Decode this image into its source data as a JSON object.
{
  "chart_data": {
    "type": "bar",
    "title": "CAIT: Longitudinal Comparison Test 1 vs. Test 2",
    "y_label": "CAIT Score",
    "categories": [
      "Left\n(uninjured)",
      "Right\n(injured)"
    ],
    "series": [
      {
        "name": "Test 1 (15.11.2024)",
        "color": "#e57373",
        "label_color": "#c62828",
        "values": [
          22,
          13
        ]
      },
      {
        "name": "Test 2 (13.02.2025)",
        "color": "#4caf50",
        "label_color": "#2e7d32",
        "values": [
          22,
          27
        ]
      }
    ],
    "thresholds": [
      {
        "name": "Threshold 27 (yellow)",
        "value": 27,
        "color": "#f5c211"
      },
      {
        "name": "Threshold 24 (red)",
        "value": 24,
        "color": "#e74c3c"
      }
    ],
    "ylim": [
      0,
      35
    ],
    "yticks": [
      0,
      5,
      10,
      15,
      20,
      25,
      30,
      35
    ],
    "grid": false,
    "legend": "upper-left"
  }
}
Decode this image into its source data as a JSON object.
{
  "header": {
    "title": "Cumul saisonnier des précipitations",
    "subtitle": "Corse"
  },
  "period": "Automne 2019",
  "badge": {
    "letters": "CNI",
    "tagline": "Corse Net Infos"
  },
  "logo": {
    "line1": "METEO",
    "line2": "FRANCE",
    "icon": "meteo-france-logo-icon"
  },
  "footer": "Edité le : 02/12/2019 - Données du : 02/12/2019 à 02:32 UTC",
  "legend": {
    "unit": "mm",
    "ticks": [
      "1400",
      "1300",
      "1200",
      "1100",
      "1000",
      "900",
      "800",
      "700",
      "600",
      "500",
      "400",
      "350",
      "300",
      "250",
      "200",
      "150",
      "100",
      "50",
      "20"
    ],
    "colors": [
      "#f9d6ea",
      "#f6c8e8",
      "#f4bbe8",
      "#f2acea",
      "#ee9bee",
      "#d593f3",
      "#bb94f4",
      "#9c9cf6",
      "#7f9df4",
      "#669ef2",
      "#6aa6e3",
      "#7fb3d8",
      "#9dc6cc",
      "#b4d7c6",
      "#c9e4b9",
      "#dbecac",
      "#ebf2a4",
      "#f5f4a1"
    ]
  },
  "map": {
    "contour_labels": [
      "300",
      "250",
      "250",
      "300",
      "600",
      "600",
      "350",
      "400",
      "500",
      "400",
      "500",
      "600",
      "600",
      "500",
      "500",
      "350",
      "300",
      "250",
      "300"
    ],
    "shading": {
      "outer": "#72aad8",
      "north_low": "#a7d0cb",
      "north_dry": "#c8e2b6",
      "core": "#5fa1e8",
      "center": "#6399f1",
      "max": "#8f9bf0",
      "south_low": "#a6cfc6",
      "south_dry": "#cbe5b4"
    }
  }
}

...

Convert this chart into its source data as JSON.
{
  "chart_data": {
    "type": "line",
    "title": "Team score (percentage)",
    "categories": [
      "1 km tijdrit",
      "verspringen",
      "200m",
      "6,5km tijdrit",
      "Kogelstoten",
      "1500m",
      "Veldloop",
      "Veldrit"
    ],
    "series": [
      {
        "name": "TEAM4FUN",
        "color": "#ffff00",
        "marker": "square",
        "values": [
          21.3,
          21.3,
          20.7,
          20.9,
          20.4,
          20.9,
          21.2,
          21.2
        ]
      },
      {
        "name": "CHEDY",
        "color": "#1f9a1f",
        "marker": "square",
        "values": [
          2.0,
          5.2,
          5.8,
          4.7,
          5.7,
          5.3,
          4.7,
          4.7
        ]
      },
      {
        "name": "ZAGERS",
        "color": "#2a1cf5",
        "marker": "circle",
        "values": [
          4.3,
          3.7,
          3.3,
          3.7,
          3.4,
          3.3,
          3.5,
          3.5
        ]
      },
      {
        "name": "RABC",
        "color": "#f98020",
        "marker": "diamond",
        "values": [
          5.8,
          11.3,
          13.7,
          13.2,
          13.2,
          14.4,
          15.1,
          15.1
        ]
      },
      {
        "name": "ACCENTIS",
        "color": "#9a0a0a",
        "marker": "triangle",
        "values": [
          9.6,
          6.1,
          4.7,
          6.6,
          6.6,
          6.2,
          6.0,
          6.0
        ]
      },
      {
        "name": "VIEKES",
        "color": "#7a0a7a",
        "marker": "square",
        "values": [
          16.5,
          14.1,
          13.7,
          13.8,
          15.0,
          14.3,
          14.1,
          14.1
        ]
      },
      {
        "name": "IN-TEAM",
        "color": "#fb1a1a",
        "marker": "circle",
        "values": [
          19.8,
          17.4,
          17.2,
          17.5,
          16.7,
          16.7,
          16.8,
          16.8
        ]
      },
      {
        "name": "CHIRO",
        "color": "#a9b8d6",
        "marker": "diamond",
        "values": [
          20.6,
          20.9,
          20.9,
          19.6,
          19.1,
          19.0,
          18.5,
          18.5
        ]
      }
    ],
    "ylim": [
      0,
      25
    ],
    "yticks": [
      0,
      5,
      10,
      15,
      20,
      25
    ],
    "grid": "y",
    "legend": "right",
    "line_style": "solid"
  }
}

# Stated problem
Identify all lines in the records above with the word "name".

# Task output
        "name": "Test 1 (15.11.2024)",
        "name": "Test 2 (13.02.2025)",
        "name": "Threshold 27 (yellow)",
        "name": "Threshold 24 (red)",
        "name": "TEAM4FUN",
        "name": "CHEDY",
        "name": "ZAGERS",
        "name": "RABC",
        "name": "ACCENTIS",
        "name": "VIEKES",
        "name": "IN-TEAM",
        "name": "CHIRO",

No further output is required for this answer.